EXERCISE OBJECTIVE
Exclude all pictures, then copy each of the records exactly as written.

RECORDS TO PROCESS
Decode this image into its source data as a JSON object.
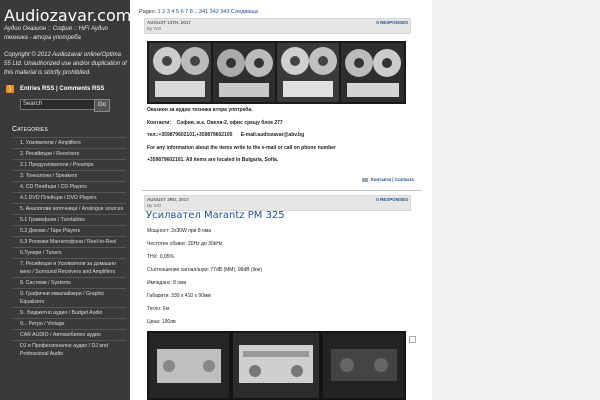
{
  "site": {
    "title": "Audiozavar.com",
    "tagline": "Аудио Оказион :: София :: HiFi Аудио техника - втора употреба",
    "copyright": "Copyright © 2012 Audiozavar online/Optima 55 Ltd. Unauthorized use and/or duplication of this material is strictly prohibited."
  },
  "rss": {
    "entries": "Entries RSS",
    "separator": " | ",
    "comments": "Comments RSS"
  },
  "search": {
    "value": "Search",
    "button": "Go"
  },
  "categories": {
    "heading": "Categories",
    "items": [
      "1. Усилватели / Amplifiers",
      "2. Ресийвъри / Receivers",
      "2.1 Предусилватели / Preamps",
      "3. Тонколони / Speakers",
      "4. CD Плейъри / CD Players",
      "4.1 DVD Плейъри / DVD Players",
      "5. Аналогови източници / Analogue sources",
      "5.1 Грамофони / Turntables",
      "5.2 Декове / Tape Players",
      "5.3 Ролкови Магнетофони / Reel-to-Reel",
      "6.Тунери / Tuners",
      "7. Ресийвъри и Усилватели за домашно кино / Surround Receivers and Amplifiers",
      "8. Системи / Systems",
      "9. Графични еквалайзери / Graphic Equalizers",
      "9.. Бюджетно аудио / Budget Audio",
      "9... Ретро / Vintage",
      "CAR AUDIO / Автомобилно аудио",
      "DJ и Професионално аудио / DJ and Professional Audio"
    ]
  },
  "pagination": {
    "prefix": "Pages:",
    "links": "1 2 3 4 5 6 7 8 ...341 342 343 Следваща"
  },
  "post1": {
    "date": "AUGUST 13TH, 2017",
    "by": "By IVO",
    "responses": "0 RESPONSES",
    "headline": "Оказион за аудио техника втора употреба.",
    "contacts": "Контакти:    София, ж.к. Овеля-2, офис срещу блок 277",
    "phones": "тел.:+359879602101,+359879602100      E-mail:audiozavar@abv.bg",
    "info": "For any information about the items write to the e-mail or call on phone number",
    "location": "+359879602101. All items are located in Bulgaria, Sofia.",
    "footer": "Контакти | Contacts"
  },
  "post2": {
    "date": "AUGUST 3RD, 2017",
    "by": "By IVO",
    "responses": "0 RESPONSES",
    "title": "Усилвател Marantz PM 325",
    "specs": [
      "Мощност: 2x30W  при 8 ома",
      "Честотен обхват: 20Hz до 30kHz",
      "THX: 0.05%",
      "Съотношение сигнал/шум: 77dB (MM), 98dB (line)",
      "Импеданс: 8 ома",
      "Габарити: 330 x 410 x 90мм",
      "Тегло: 6кг",
      "Цена: 190лв"
    ]
  },
  "colors": {
    "sidebar": "#3a3a3a",
    "link": "#1e4f9a",
    "rss": "#f28a1e"
  }
}
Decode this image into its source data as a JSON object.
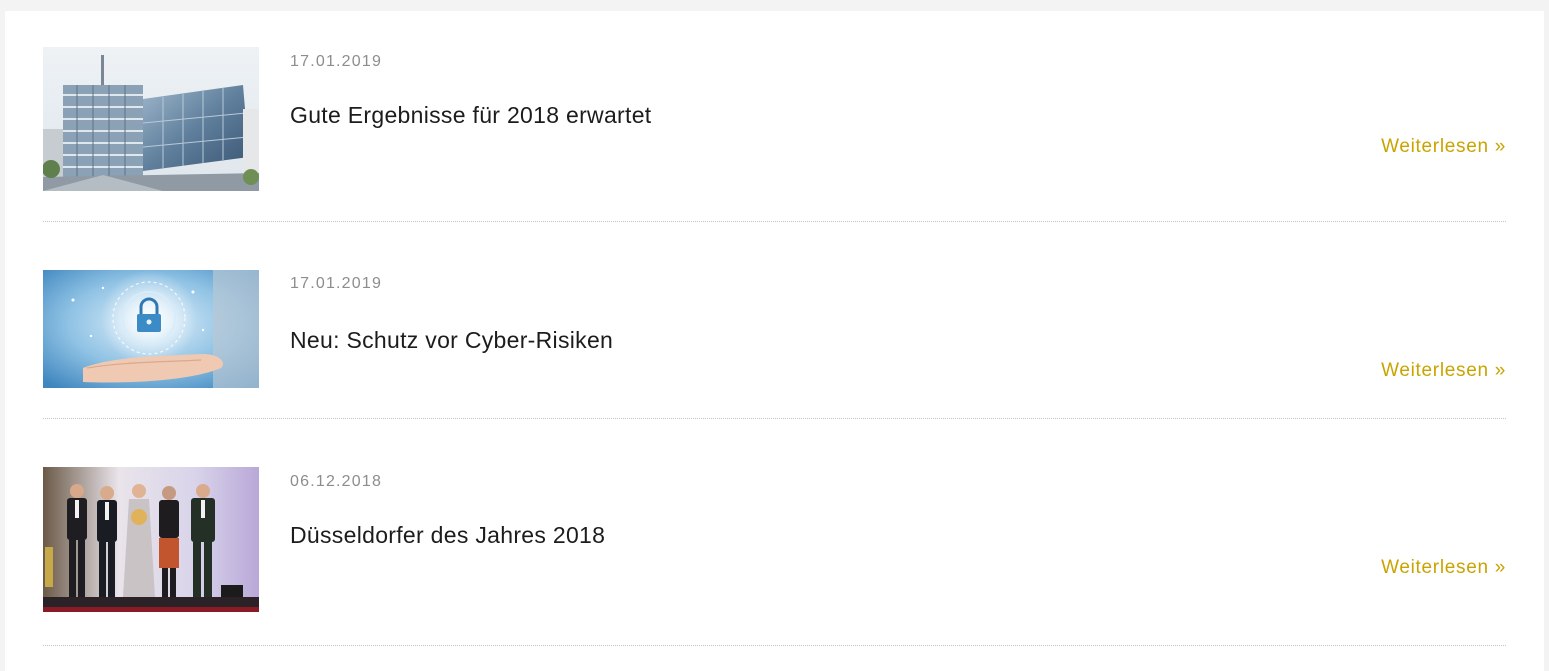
{
  "news": {
    "items": [
      {
        "date": "17.01.2019",
        "title": "Gute Ergebnisse für 2018 erwartet",
        "more_label": "Weiterlesen »",
        "image": "office-building-photo"
      },
      {
        "date": "17.01.2019",
        "title": "Neu: Schutz vor Cyber-Risiken",
        "more_label": "Weiterlesen »",
        "image": "cyber-security-lock-photo"
      },
      {
        "date": "06.12.2018",
        "title": "Düsseldorfer des Jahres 2018",
        "more_label": "Weiterlesen »",
        "image": "award-ceremony-photo"
      }
    ]
  },
  "colors": {
    "page_background": "#f4f3f4",
    "card_background": "#ffffff",
    "date_text": "#8d8d8d",
    "title_text": "#1c1c1c",
    "link_accent": "#c9a400",
    "divider": "#c4c4c4"
  }
}
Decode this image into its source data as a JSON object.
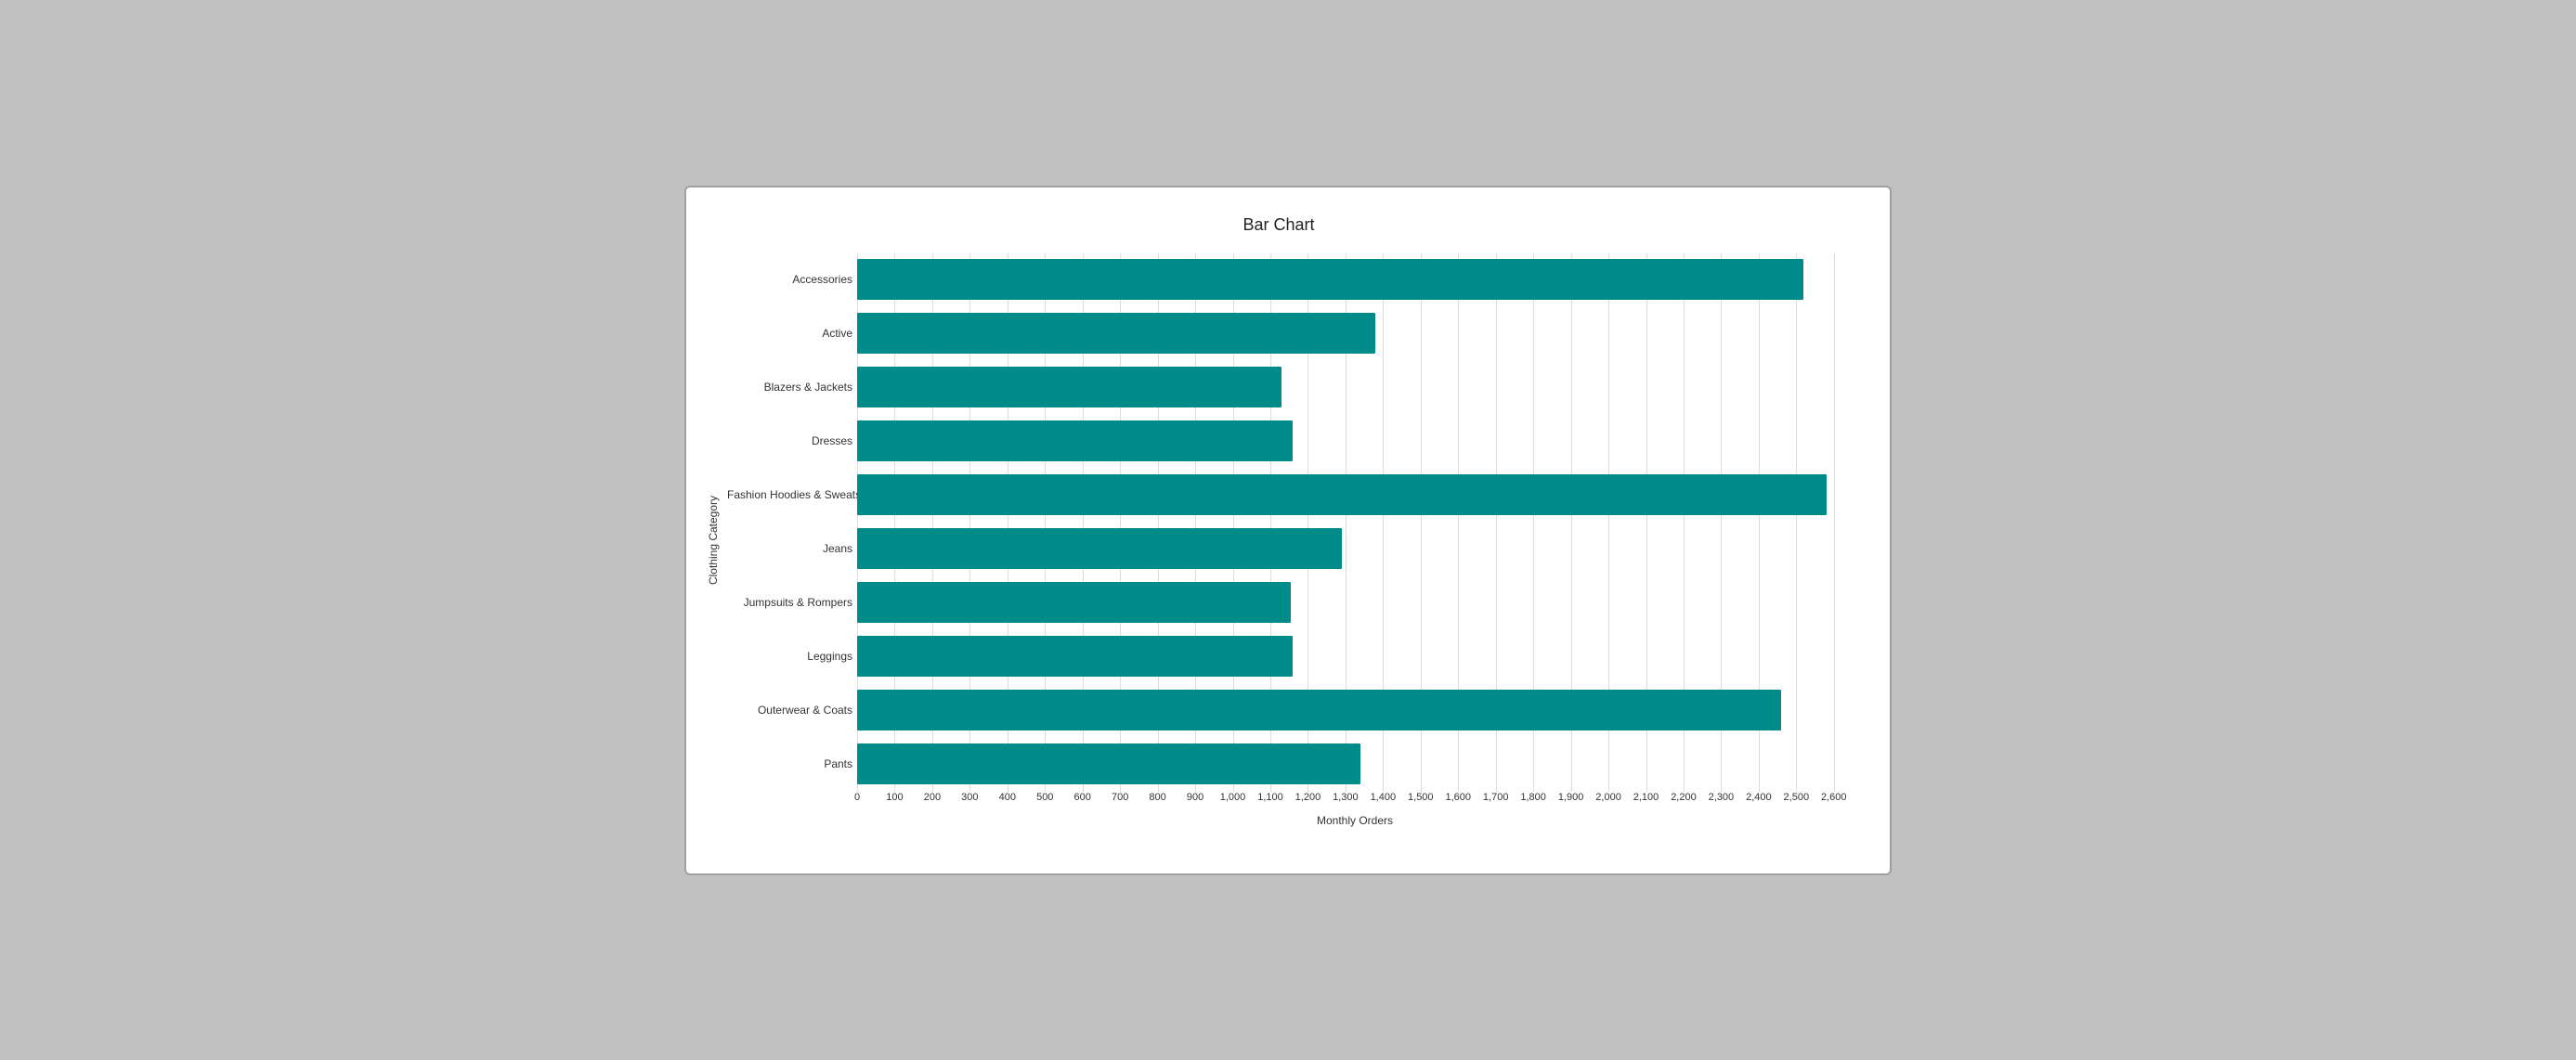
{
  "chart": {
    "title": "Bar Chart",
    "y_axis_label": "Clothing Category",
    "x_axis_label": "Monthly Orders",
    "bar_color": "#008B8B",
    "max_value": 2650,
    "x_ticks": [
      {
        "label": "0",
        "value": 0
      },
      {
        "label": "100",
        "value": 100
      },
      {
        "label": "200",
        "value": 200
      },
      {
        "label": "300",
        "value": 300
      },
      {
        "label": "400",
        "value": 400
      },
      {
        "label": "500",
        "value": 500
      },
      {
        "label": "600",
        "value": 600
      },
      {
        "label": "700",
        "value": 700
      },
      {
        "label": "800",
        "value": 800
      },
      {
        "label": "900",
        "value": 900
      },
      {
        "label": "1,000",
        "value": 1000
      },
      {
        "label": "1,100",
        "value": 1100
      },
      {
        "label": "1,200",
        "value": 1200
      },
      {
        "label": "1,300",
        "value": 1300
      },
      {
        "label": "1,400",
        "value": 1400
      },
      {
        "label": "1,500",
        "value": 1500
      },
      {
        "label": "1,600",
        "value": 1600
      },
      {
        "label": "1,700",
        "value": 1700
      },
      {
        "label": "1,800",
        "value": 1800
      },
      {
        "label": "1,900",
        "value": 1900
      },
      {
        "label": "2,000",
        "value": 2000
      },
      {
        "label": "2,100",
        "value": 2100
      },
      {
        "label": "2,200",
        "value": 2200
      },
      {
        "label": "2,300",
        "value": 2300
      },
      {
        "label": "2,400",
        "value": 2400
      },
      {
        "label": "2,500",
        "value": 2500
      },
      {
        "label": "2,600",
        "value": 2600
      }
    ],
    "bars": [
      {
        "label": "Accessories",
        "value": 2520
      },
      {
        "label": "Active",
        "value": 1380
      },
      {
        "label": "Blazers & Jackets",
        "value": 1130
      },
      {
        "label": "Dresses",
        "value": 1160
      },
      {
        "label": "Fashion Hoodies & Sweatshirts",
        "value": 2580
      },
      {
        "label": "Jeans",
        "value": 1290
      },
      {
        "label": "Jumpsuits & Rompers",
        "value": 1155
      },
      {
        "label": "Leggings",
        "value": 1160
      },
      {
        "label": "Outerwear & Coats",
        "value": 2460
      },
      {
        "label": "Pants",
        "value": 1340
      }
    ]
  }
}
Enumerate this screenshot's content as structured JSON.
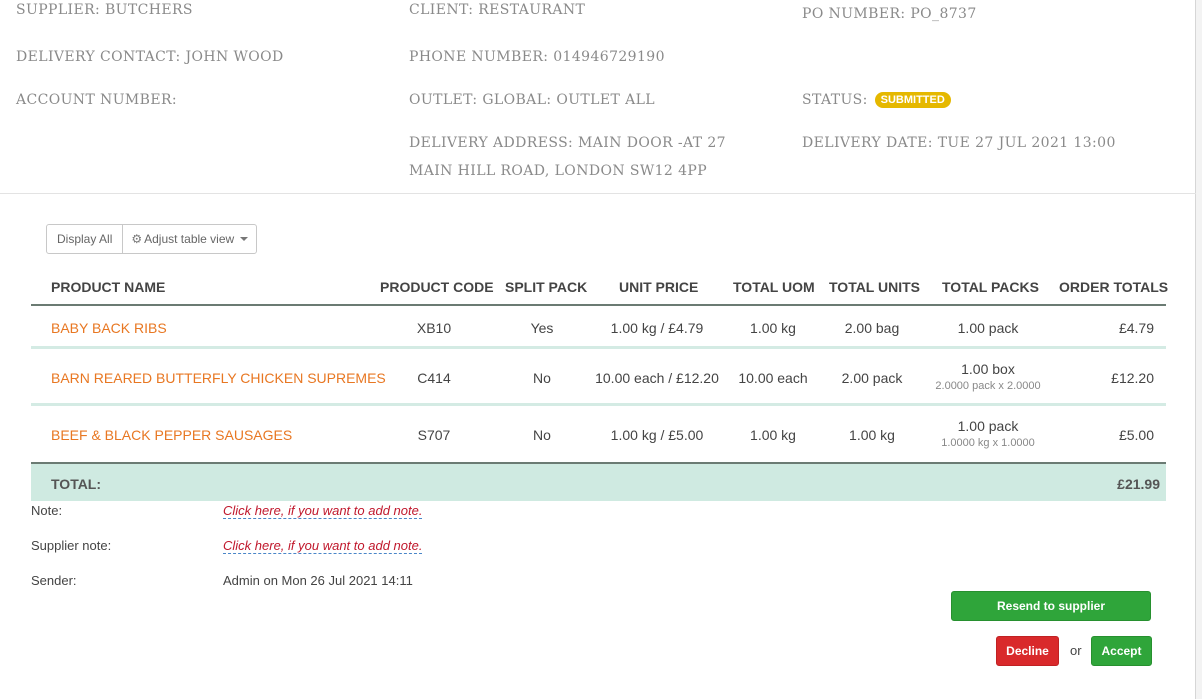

RESULT OF THIS EXERCISE
Decode this image into its source data as a JSON object.
{
  "site": {
    "title": "Audiozavar.com",
    "tagline": "Аудио Оказион :: София :: HiFi Аудио техника - втора употреба",
    "copyright": "Copyright © 2012 Audiozavar online/Optima 55 Ltd. Unauthorized use and/or duplication of this material is strictly prohibited."
  },
  "rss": {
    "entries": "Entries RSS",
    "separator": " | ",
    "comments": "Comments RSS"
  },
  "search": {
    "value": "Search",
    "button": "Go"
  },
  "categories": {
    "heading": "Categories",
    "items": [
      "1. Усилватели / Amplifiers",
      "2. Ресийвъри / Receivers",
      "2.1 Предусилватели / Preamps",
      "3. Тонколони / Speakers",
      "4. CD Плейъри / CD Players",
      "4.1 DVD Плейъри / DVD Players",
      "5. Аналогови източници / Analogue sources",
      "5.1 Грамофони / Turntables",
      "5.2 Декове / Tape Players",
      "5.3 Ролкови Магнетофони / Reel-to-Reel",
      "6.Тунери / Tuners",
      "7. Ресийвъри и Усилватели за домашно кино / Surround Receivers and Amplifiers",
      "8. Системи / Systems",
      "9. Графични еквалайзери / Graphic Equalizers",
      "9.. Бюджетно аудио / Budget Audio",
      "9... Ретро / Vintage",
      "CAR AUDIO / Автомобилно аудио",
      "DJ и Професионално аудио / DJ and Professional Audio"
    ]
  },
  "pagination": {
    "prefix": "Pages:",
    "links": "1 2 3 4 5 6 7 8 ...341 342 343 Следваща"
  },
  "post1": {
    "date": "AUGUST 13TH, 2017",
    "by": "By IVO",
    "responses": "0 RESPONSES",
    "headline": "Оказион за аудио техника втора употреба.",
    "contacts": "Контакти:    София, ж.к. Овеля-2, офис срещу блок 277",
    "phones": "тел.:+359879602101,+359879602100      E-mail:audiozavar@abv.bg",
    "info": "For any information about the items write to the e-mail or call on phone number",
    "location": "+359879602101. All items are located in Bulgaria, Sofia.",
    "footer": "Контакти | Contacts"
  },
  "post2": {
    "date": "AUGUST 3RD, 2017",
    "by": "By IVO",
    "responses": "0 RESPONSES",
    "title": "Усилвател Marantz PM 325",
    "specs": [
      "Мощност: 2x30W  при 8 ома",
      "Честотен обхват: 20Hz до 30kHz",
      "THX: 0.05%",
      "Съотношение сигнал/шум: 77dB (MM), 98dB (line)",
      "Импеданс: 8 ома",
      "Габарити: 330 x 410 x 90мм",
      "Тегло: 6кг",
      "Цена: 190лв"
    ]
  },
  "colors": {
    "sidebar": "#3a3a3a",
    "link": "#1e4f9a",
    "rss": "#f28a1e"
  }
}
Decode this image into its source data as a JSON object.
{
  "news": {
    "items": [
      {
        "date": "17.01.2019",
        "title": "Gute Ergebnisse für 2018 erwartet",
        "more_label": "Weiterlesen »",
        "image": "office-building-photo"
      },
      {
        "date": "17.01.2019",
        "title": "Neu: Schutz vor Cyber-Risiken",
        "more_label": "Weiterlesen »",
        "image": "cyber-security-lock-photo"
      },
      {
        "date": "06.12.2018",
        "title": "Düsseldorfer des Jahres 2018",
        "more_label": "Weiterlesen »",
        "image": "award-ceremony-photo"
      }
    ]
  },
  "colors": {
    "page_background": "#f4f3f4",
    "card_background": "#ffffff",
    "date_text": "#8d8d8d",
    "title_text": "#1c1c1c",
    "link_accent": "#c9a400",
    "divider": "#c4c4c4"
  }
}
Decode this image into its source data as a JSON object.
{
  "chart": {
    "title": "Bar Chart",
    "y_axis_label": "Clothing Category",
    "x_axis_label": "Monthly Orders",
    "bar_color": "#008B8B",
    "max_value": 2650,
    "x_ticks": [
      {
        "label": "0",
        "value": 0
      },
      {
        "label": "100",
        "value": 100
      },
      {
        "label": "200",
        "value": 200
      },
      {
        "label": "300",
        "value": 300
      },
      {
        "label": "400",
        "value": 400
      },
      {
        "label": "500",
        "value": 500
      },
      {
        "label": "600",
        "value": 600
      },
      {
        "label": "700",
        "value": 700
      },
      {
        "label": "800",
        "value": 800
      },
      {
        "label": "900",
        "value": 900
      },
      {
        "label": "1,000",
        "value": 1000
      },
      {
        "label": "1,100",
        "value": 1100
      },
      {
        "label": "1,200",
        "value": 1200
      },
      {
        "label": "1,300",
        "value": 1300
      },
      {
        "label": "1,400",
        "value": 1400
      },
      {
        "label": "1,500",
        "value": 1500
      },
      {
        "label": "1,600",
        "value": 1600
      },
      {
        "label": "1,700",
        "value": 1700
      },
      {
        "label": "1,800",
        "value": 1800
      },
      {
        "label": "1,900",
        "value": 1900
      },
      {
        "label": "2,000",
        "value": 2000
      },
      {
        "label": "2,100",
        "value": 2100
      },
      {
        "label": "2,200",
        "value": 2200
      },
      {
        "label": "2,300",
        "value": 2300
      },
      {
        "label": "2,400",
        "value": 2400
      },
      {
        "label": "2,500",
        "value": 2500
      },
      {
        "label": "2,600",
        "value": 2600
      }
    ],
    "bars": [
      {
        "label": "Accessories",
        "value": 2520
      },
      {
        "label": "Active",
        "value": 1380
      },
      {
        "label": "Blazers & Jackets",
        "value": 1130
      },
      {
        "label": "Dresses",
        "value": 1160
      },
      {
        "label": "Fashion Hoodies & Sweatshirts",
        "value": 2580
      },
      {
        "label": "Jeans",
        "value": 1290
      },
      {
        "label": "Jumpsuits & Rompers",
        "value": 1155
      },
      {
        "label": "Leggings",
        "value": 1160
      },
      {
        "label": "Outerwear & Coats",
        "value": 2460
      },
      {
        "label": "Pants",
        "value": 1340
      }
    ]
  }
}
Enumerate this screenshot's content as structured JSON.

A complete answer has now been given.